* [Task statement]: Read through the records below and copy each line that uses the word "screenshot".

* [Dataset entries]:
****
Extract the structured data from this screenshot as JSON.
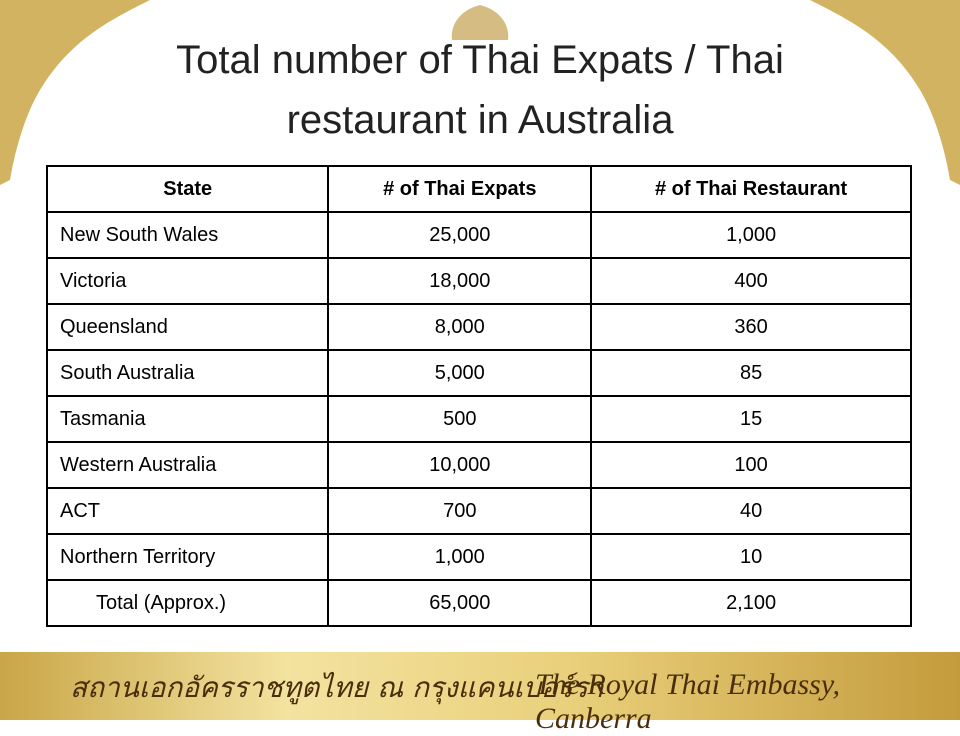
{
  "header": {
    "title": "Total number of Thai Expats / Thai restaurant in Australia"
  },
  "table": {
    "columns": [
      "State",
      "# of Thai Expats",
      "# of Thai Restaurant"
    ],
    "rows": [
      [
        "New South Wales",
        "25,000",
        "1,000"
      ],
      [
        "Victoria",
        "18,000",
        "400"
      ],
      [
        "Queensland",
        "8,000",
        "360"
      ],
      [
        "South Australia",
        "5,000",
        "85"
      ],
      [
        "Tasmania",
        "500",
        "15"
      ],
      [
        "Western Australia",
        "10,000",
        "100"
      ],
      [
        "ACT",
        "700",
        "40"
      ],
      [
        "Northern Territory",
        "1,000",
        "10"
      ],
      [
        "Total (Approx.)",
        "65,000",
        "2,100"
      ]
    ]
  },
  "footer": {
    "thai": "สถานเอกอัครราชทูตไทย ณ กรุงแคนเบอร์รา",
    "english": "The Royal Thai Embassy, Canberra"
  }
}
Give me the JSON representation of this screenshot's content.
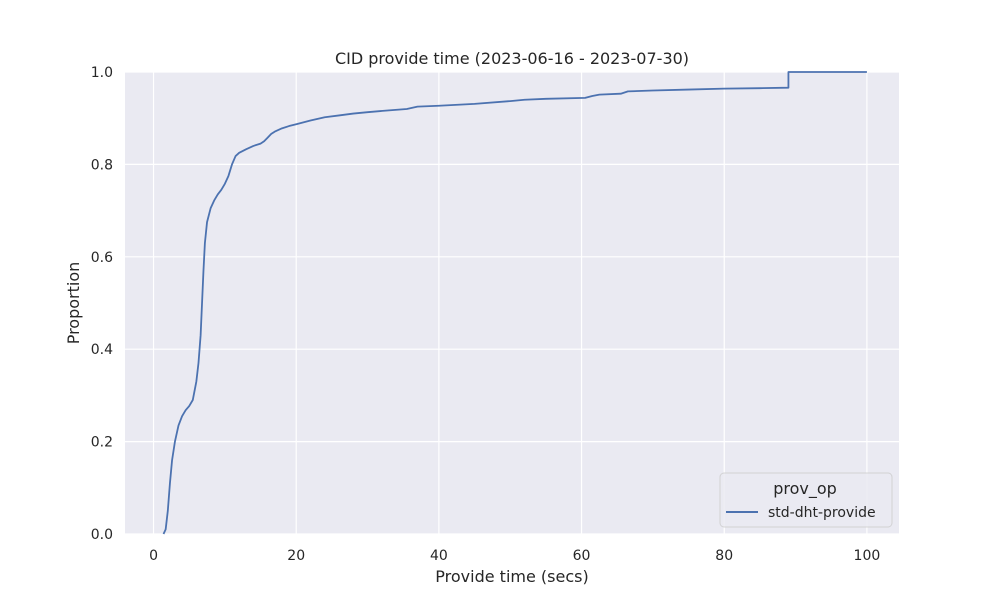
****
* [Full output]:
Extract the structured data from this screenshot as JSON.
Give me the JSON representation of this screenshot's content.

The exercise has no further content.